Report the count of lines below in which the string "ylabel" occurs; include nothing else.

--- Data shown ---

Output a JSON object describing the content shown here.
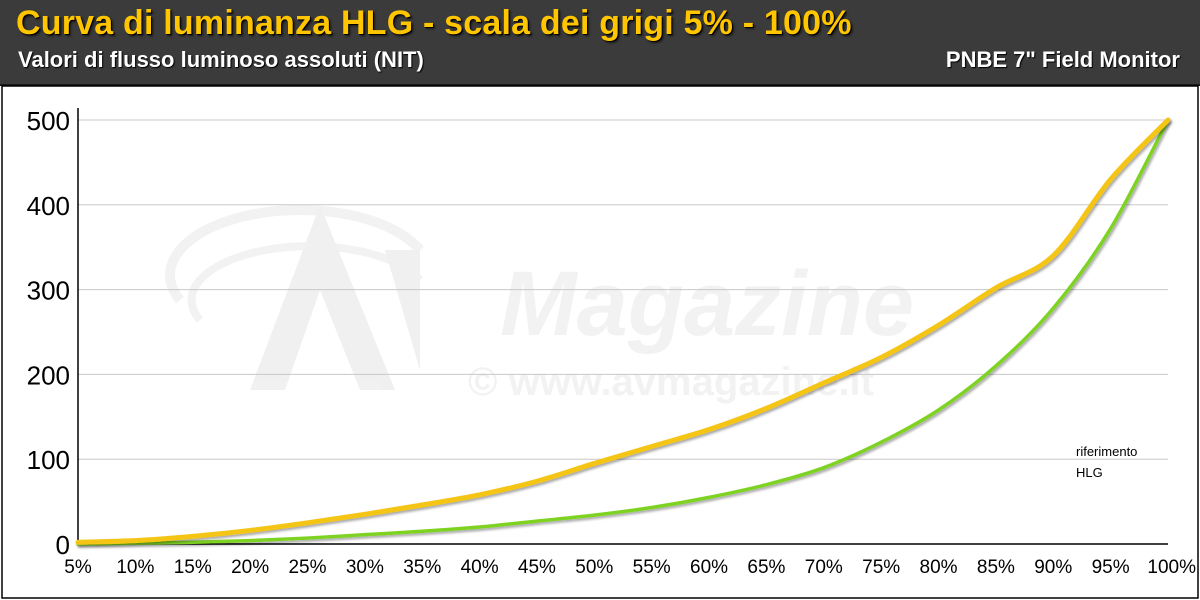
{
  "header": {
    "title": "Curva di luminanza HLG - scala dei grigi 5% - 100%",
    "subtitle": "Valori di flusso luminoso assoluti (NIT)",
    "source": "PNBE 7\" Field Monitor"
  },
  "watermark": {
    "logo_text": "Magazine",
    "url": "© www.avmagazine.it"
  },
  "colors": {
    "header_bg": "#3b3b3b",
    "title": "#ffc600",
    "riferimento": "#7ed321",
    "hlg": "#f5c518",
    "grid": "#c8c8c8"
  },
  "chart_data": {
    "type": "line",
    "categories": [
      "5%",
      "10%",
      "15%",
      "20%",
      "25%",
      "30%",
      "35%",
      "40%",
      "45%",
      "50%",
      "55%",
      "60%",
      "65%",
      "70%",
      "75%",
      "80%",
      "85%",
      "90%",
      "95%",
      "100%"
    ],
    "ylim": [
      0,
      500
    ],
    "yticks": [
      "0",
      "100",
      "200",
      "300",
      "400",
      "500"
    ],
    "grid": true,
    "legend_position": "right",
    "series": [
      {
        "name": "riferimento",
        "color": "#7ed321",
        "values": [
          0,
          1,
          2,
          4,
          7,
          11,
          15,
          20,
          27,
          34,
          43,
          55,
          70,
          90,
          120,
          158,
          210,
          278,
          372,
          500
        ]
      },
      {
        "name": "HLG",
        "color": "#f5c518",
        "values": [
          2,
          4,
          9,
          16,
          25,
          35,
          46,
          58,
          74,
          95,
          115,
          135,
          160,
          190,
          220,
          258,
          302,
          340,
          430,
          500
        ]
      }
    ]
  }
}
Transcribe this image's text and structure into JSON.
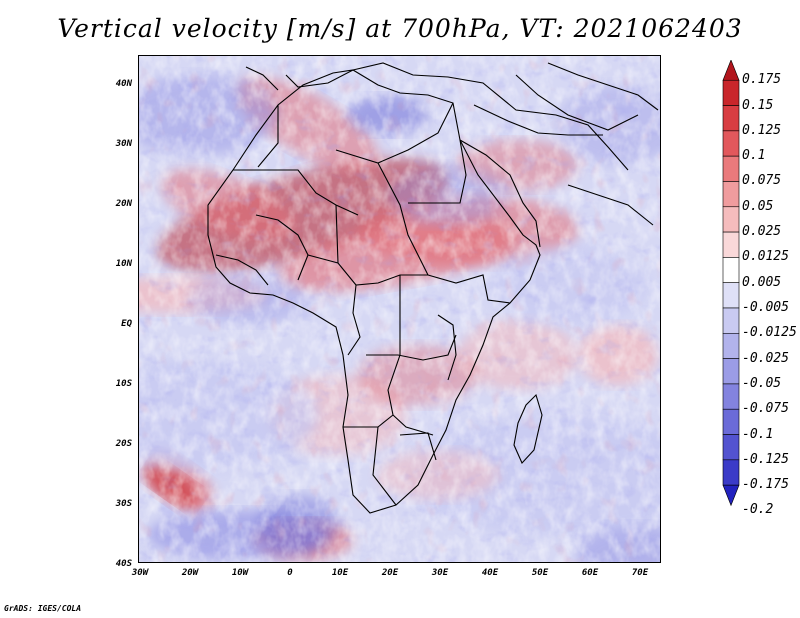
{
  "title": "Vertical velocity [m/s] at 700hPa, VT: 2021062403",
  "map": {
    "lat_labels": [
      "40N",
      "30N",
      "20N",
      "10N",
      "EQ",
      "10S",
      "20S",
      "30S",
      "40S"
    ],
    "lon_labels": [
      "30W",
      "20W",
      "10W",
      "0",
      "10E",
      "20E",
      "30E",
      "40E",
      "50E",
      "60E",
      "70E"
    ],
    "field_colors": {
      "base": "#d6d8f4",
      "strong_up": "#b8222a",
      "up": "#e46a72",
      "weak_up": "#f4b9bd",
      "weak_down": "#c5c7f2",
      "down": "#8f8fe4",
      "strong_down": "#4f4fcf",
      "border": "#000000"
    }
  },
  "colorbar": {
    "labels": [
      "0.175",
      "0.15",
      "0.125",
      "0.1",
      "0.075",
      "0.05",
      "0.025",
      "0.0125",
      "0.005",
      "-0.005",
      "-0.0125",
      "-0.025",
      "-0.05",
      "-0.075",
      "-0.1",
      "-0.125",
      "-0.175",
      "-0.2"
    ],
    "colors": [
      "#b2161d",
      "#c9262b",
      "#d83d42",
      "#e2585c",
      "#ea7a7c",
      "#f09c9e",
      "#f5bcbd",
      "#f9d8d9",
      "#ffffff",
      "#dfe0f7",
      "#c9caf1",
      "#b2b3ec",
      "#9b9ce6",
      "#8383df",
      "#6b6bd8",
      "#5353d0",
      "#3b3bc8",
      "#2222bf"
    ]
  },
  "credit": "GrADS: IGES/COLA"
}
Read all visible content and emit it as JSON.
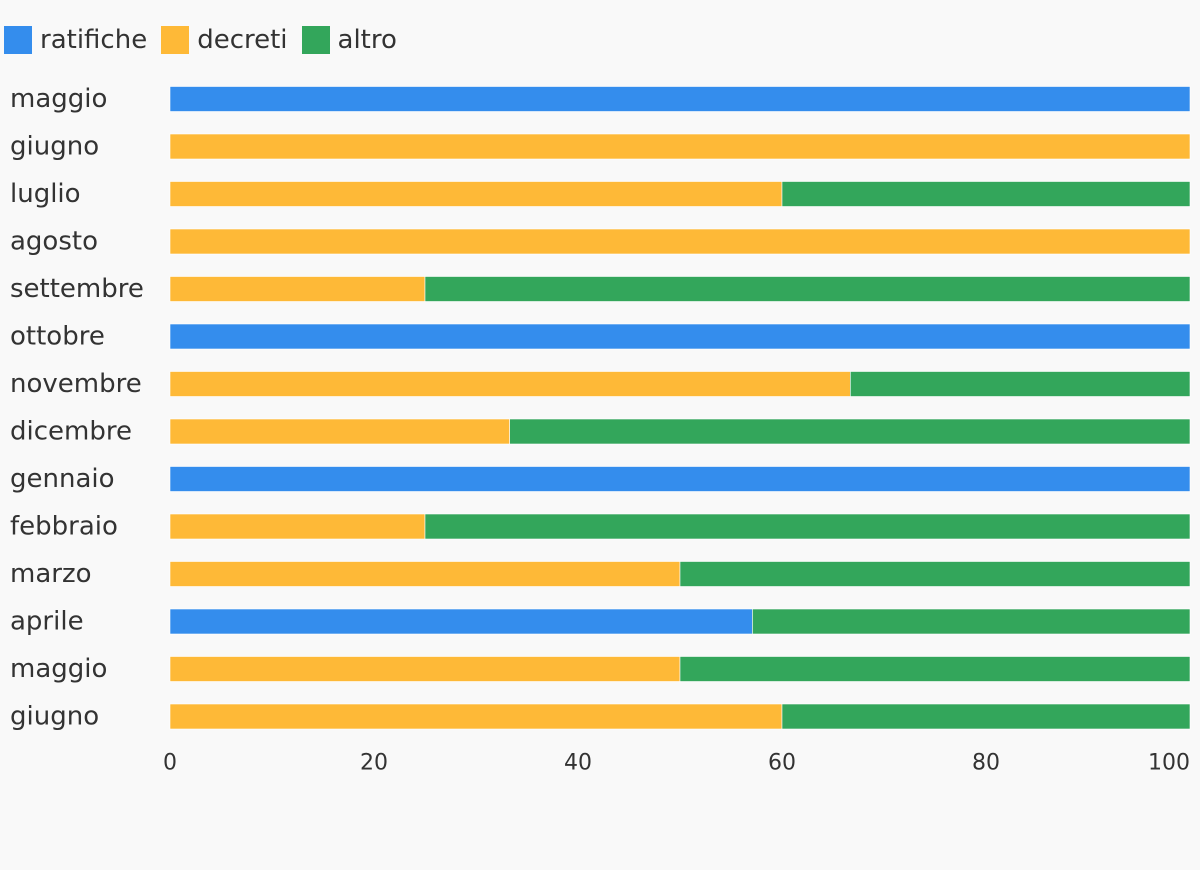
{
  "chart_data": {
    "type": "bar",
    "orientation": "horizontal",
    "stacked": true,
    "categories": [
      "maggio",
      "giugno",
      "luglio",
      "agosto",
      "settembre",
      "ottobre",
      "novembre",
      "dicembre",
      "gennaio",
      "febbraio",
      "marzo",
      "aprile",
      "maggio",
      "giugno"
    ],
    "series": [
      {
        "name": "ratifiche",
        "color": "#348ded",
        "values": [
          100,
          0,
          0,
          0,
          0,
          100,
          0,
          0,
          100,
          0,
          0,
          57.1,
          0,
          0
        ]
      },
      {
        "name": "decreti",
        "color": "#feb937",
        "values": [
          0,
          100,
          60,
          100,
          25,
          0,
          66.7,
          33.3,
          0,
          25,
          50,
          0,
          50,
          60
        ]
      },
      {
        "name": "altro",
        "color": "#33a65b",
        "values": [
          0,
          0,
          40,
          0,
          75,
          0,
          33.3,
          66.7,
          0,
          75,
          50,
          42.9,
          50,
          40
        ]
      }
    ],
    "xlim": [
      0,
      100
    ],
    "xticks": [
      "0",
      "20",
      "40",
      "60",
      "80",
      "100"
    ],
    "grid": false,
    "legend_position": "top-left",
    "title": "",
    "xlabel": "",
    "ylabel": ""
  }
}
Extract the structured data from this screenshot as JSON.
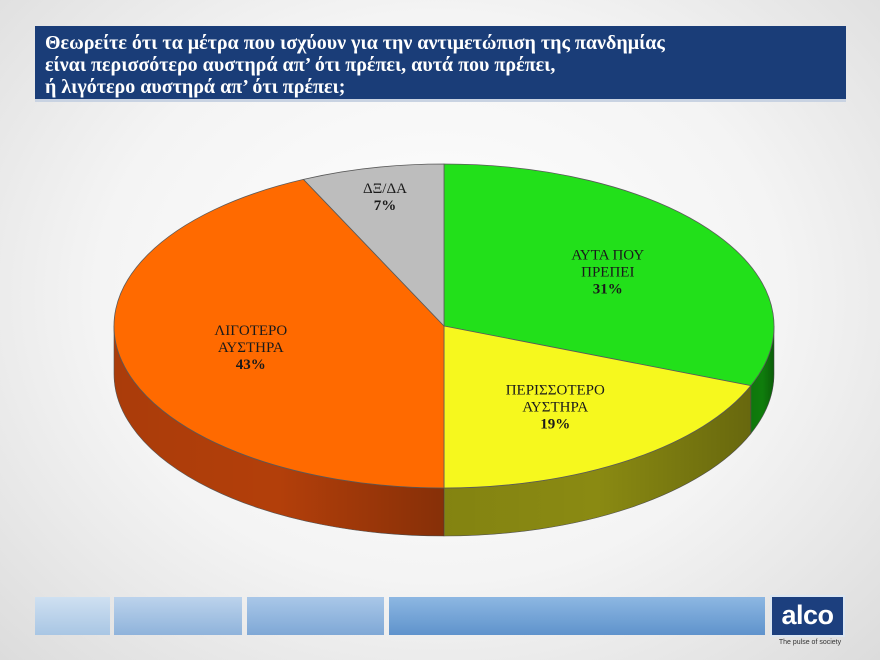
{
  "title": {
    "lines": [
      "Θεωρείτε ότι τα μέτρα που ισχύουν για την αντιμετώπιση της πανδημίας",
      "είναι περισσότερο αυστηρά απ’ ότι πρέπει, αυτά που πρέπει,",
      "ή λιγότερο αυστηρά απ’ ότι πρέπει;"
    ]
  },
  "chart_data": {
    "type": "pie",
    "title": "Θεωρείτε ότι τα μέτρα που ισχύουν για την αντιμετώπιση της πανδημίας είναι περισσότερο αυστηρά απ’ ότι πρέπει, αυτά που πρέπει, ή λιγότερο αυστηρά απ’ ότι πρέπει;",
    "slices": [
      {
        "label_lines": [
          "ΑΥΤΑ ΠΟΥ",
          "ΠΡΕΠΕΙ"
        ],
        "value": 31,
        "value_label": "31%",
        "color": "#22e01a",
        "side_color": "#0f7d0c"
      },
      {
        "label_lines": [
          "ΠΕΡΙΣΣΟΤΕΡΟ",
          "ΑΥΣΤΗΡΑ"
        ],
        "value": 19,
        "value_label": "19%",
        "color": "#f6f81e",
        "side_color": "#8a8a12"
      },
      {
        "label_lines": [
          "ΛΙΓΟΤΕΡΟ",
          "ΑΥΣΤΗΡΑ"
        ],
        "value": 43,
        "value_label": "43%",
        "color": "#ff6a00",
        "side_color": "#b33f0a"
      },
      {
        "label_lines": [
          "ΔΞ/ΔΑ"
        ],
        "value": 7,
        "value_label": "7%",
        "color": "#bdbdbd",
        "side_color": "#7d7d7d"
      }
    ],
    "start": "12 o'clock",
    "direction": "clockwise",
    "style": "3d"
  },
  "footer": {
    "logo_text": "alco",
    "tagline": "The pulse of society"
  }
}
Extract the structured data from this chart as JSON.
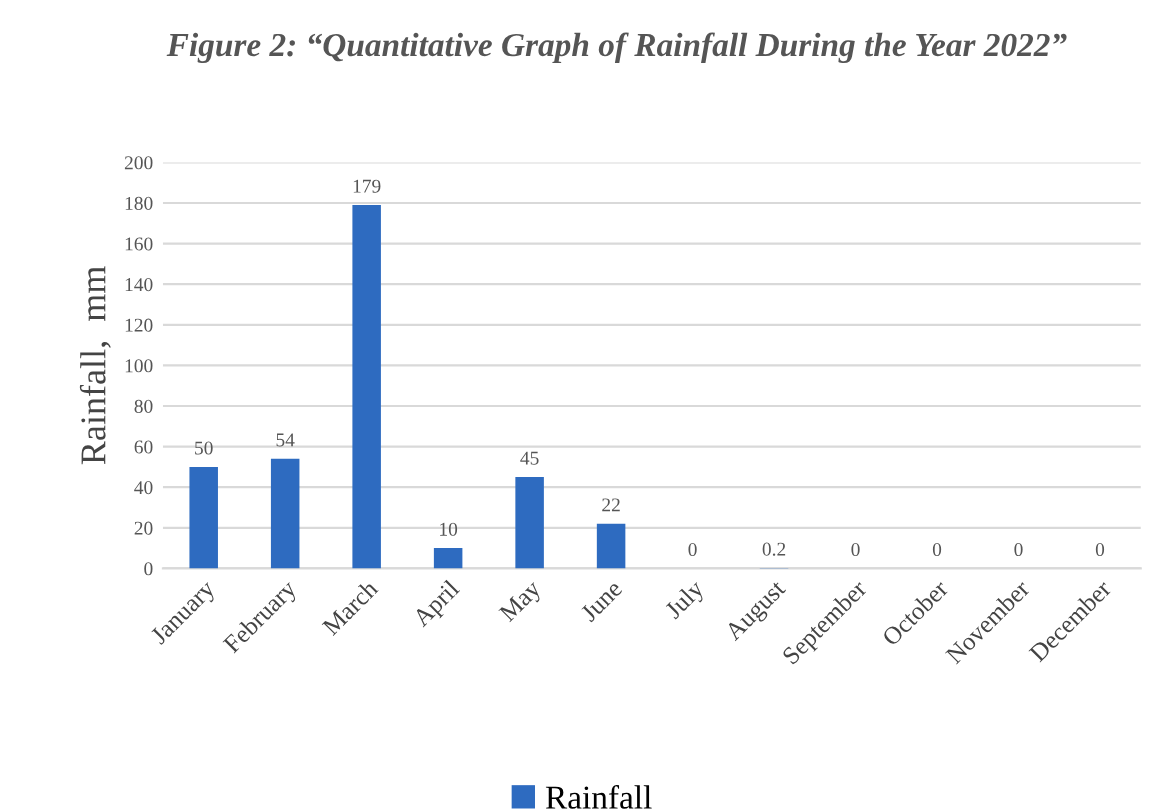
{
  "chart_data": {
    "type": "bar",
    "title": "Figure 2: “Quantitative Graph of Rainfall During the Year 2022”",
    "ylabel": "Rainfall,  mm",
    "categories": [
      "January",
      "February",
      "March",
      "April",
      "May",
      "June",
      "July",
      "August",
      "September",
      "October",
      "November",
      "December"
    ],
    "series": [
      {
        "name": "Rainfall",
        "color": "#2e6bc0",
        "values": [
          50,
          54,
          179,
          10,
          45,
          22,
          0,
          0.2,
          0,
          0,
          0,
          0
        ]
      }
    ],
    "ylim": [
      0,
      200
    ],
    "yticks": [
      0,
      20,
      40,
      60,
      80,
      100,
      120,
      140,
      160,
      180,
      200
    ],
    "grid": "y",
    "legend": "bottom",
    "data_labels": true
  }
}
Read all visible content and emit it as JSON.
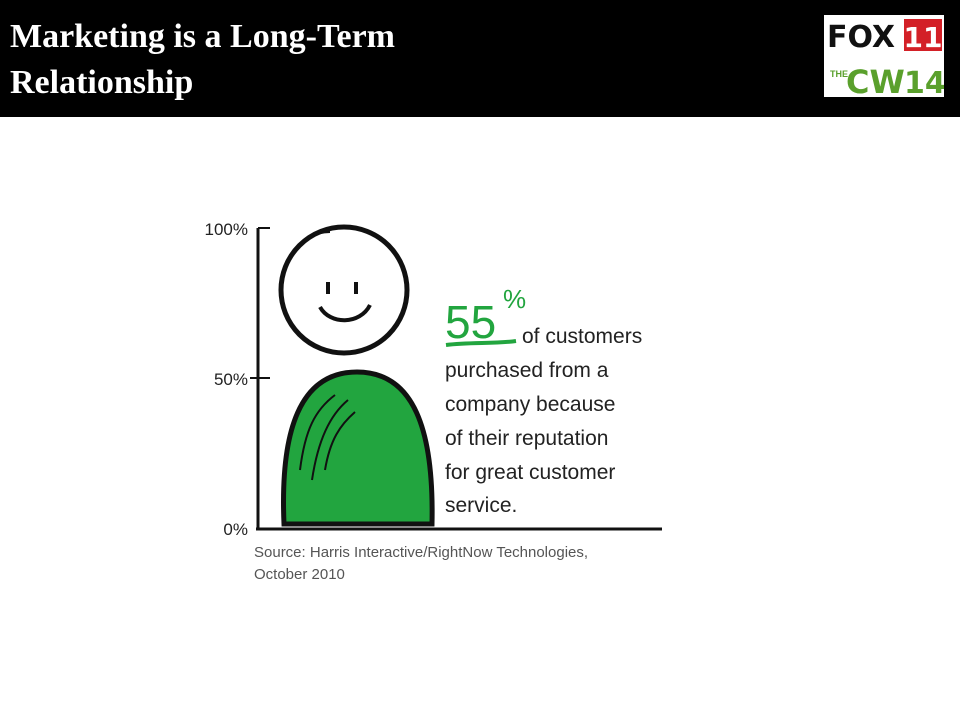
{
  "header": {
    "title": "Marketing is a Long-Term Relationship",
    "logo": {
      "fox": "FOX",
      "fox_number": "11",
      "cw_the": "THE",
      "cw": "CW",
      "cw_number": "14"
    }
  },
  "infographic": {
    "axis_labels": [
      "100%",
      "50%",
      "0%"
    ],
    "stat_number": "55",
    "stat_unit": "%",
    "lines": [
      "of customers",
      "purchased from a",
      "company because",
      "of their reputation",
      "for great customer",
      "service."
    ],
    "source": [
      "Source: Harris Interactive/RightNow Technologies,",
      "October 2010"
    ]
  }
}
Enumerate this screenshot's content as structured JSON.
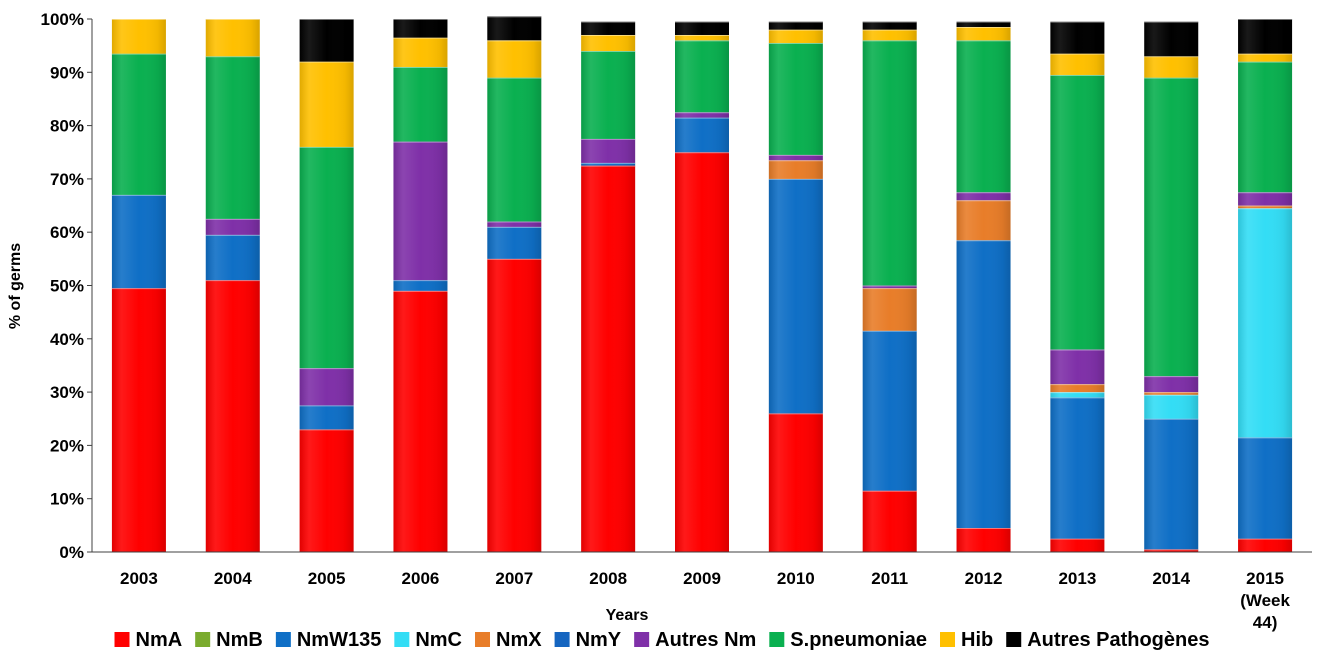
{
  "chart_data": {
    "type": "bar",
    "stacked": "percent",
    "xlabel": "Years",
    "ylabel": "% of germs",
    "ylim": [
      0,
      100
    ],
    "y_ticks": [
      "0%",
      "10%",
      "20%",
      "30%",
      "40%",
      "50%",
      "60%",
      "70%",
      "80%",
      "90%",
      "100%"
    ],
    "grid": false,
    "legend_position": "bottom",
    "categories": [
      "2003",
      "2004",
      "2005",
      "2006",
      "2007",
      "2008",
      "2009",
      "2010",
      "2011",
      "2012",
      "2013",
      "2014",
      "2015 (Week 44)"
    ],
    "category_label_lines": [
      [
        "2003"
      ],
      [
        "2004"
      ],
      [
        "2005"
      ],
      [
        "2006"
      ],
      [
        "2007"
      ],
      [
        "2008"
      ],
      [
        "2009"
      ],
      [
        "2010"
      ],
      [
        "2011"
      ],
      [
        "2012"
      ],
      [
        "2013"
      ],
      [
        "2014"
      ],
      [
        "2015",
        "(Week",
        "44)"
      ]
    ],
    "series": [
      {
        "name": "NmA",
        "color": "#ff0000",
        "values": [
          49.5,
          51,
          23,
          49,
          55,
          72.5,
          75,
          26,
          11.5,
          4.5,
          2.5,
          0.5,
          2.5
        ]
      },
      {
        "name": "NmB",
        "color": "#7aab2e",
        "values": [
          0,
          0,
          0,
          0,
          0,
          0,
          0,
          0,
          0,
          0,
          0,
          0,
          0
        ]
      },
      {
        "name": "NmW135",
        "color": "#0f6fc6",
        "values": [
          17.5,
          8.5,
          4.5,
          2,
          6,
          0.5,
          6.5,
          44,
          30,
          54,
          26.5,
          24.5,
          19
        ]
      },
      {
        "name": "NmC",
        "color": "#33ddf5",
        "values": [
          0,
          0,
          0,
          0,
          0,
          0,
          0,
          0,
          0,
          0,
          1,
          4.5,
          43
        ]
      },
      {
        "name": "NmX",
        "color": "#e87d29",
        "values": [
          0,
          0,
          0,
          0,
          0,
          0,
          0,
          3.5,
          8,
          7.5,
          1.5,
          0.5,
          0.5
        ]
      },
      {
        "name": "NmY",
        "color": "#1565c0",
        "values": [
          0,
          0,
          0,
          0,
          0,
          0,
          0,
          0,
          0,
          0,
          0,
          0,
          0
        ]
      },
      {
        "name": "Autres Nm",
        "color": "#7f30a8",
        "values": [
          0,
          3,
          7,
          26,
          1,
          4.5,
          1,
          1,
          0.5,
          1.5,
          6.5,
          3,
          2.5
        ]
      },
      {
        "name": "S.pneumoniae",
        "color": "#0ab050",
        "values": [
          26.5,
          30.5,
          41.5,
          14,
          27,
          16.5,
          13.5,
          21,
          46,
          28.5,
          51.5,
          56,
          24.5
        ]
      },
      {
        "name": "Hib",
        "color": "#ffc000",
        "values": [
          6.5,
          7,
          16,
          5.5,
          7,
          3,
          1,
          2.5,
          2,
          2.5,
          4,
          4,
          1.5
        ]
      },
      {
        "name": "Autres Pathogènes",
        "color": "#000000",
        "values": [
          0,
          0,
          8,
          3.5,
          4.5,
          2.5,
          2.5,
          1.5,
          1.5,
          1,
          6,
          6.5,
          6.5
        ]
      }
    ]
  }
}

---

Solution to the problem –
3